→ QUOTED PASSAGE:

— BEGIN —

A few weeks ago, on a flight from the northeast to the southwest, I happened to hear two young people chatting.
“Happened to hear” is putting it mildly; an aficionado of good gossip, I tuned in attentively as soon as the first snippets of conversation made their way across the airplane’s narrow aisle. A quick glance taught me that the conversationalists were both in their twenties or early thirties. One, a gaunt young man, hair down to the nape of his neck, chin unshaved and clothes unwashed, was, he said, a musician, traveling south to get in touch with the blues. The other, a petite woman wearing tights, boots, and a dress on which three different animal-skin prints each vied for supremacy, introduced herself as an associate publicist at a large fashion house.
The man enumerated his favorite bands; the woman nodded her head and named some of her own. Then, she named five of her favorite movies. He reciprocated. They went on like that for two or three hours, listing favorite this and favorite that, from restaurants to Disney rides. Their conversation was inane, but it stayed with me long after I landed; listening to the two, I realized, was less like eavesdropping on people and more like watching two Facebook profiles communicate—the personalities they presented were nothing more than an amalgam of preferences, a thick but meaningless pile of likes and dislikes. I went to bed that day feeling utterly hopeless.
Reading this week’s parasha made me feel a bit better. It begins with a strange last request. On his deathbed, the ailing Jacob summons Joseph and delivers some concrete instructions: “If I have now found favor in your eyes,” he says, “now place your hand beneath my thigh, and you shall deal with me with lovingkindness and truth; do not bury me now in Egypt.”

— END —

→ COLLECTED DATA:
— BEGIN —

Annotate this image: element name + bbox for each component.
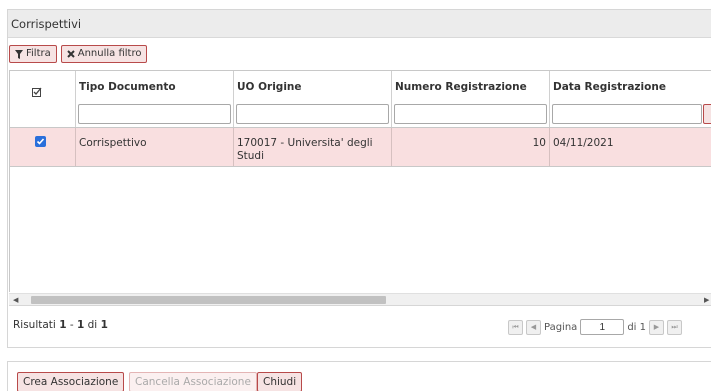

— END —

→ STATED TASK 1:
Repeat the passage about the overheard flight conversation word for word, starting with "The man enumerated" and going on through "feeling utterly hopeless.".
→ STATED TASK 2:
In the passage about the overheard flight conversation, what job does the woman say she holds?
The material plays no part in this work.

→ COMPLETE OUTPUT 1:
The man enumerated his favorite bands; the woman nodded her head and named some of her own. Then, she named five of her favorite movies. He reciprocated. They went on like that for two or three hours, listing favorite this and favorite that, from restaurants to Disney rides. Their conversation was inane, but it stayed with me long after I landed; listening to the two, I realized, was less like eavesdropping on people and more like watching two Facebook profiles communicate—the personalities they presented were nothing more than an amalgam of preferences, a thick but meaningless pile of likes and dislikes. I went to bed that day feeling utterly hopeless.

→ COMPLETE OUTPUT 2:
An associate publicist at a large fashion house.